WHAT IS REQUIRED
In full and without alteration, give the listing again.

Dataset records
====

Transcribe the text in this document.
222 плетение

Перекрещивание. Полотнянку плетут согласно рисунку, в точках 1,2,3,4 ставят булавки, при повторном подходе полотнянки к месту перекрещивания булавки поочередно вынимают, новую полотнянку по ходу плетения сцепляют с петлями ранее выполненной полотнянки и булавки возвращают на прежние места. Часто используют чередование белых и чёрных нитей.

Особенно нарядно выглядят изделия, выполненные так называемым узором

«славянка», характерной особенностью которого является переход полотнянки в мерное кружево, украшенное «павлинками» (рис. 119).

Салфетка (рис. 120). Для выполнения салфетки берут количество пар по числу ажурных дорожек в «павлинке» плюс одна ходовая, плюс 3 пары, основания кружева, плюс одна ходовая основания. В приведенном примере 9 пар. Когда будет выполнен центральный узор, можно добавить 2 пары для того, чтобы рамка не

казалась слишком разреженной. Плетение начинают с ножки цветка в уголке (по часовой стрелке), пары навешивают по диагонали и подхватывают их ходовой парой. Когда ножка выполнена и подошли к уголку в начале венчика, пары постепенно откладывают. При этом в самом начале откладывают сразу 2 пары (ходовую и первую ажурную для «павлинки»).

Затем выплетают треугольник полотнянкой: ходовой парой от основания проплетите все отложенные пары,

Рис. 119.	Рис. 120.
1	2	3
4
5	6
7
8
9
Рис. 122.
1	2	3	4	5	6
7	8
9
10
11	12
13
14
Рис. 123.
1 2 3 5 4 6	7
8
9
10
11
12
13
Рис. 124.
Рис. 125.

====

RESPONSE BELOW
Transcribe the text in this document.
222 плетение

Перекрещивание. Полотнянку плетут согласно рисунку, в точках 1,2,3,4 ставят булавки, при повторном подходе полотнянки к месту перекрещивания булавки поочередно вынимают, новую полотнянку по ходу плетения сцепляют с петлями ранее выполненной полотнянки и булавки возвращают на прежние места. Часто используют чередование белых и чёрных нитей.

Особенно нарядно выглядят изделия, выполненные так называемым узором

«славянка», характерной особенностью которого является переход полотнянки в мерное кружево, украшенное «павлинками» (рис. 119).

Салфетка (рис. 120). Для выполнения салфетки берут количество пар по числу ажурных дорожек в «павлинке» плюс одна ходовая, плюс 3 пары, основания кружева, плюс одна ходовая основания. В приведенном примере 9 пар. Когда будет выполнен центральный узор, можно добавить 2 пары для того, чтобы рамка не

казалась слишком разреженной. Плетение начинают с ножки цветка в уголке (по часовой стрелке), пары навешивают по диагонали и подхватывают их ходовой парой. Когда ножка выполнена и подошли к уголку в начале венчика, пары постепенно откладывают. При этом в самом начале откладывают сразу 2 пары (ходовую и первую ажурную для «павлинки»).

Затем выплетают треугольник полотнянкой: ходовой парой от основания проплетите все отложенные пары,

Рис. 119.	Рис. 120.
1	2	3
4
5	6
7
8
9
Рис. 122.
1	2	3	4	5	6
7	8
9
10
11	12
13
14
Рис. 123.
1 2 3 5 4 6	7
8
9
10
11
12
13
Рис. 124.
Рис. 125.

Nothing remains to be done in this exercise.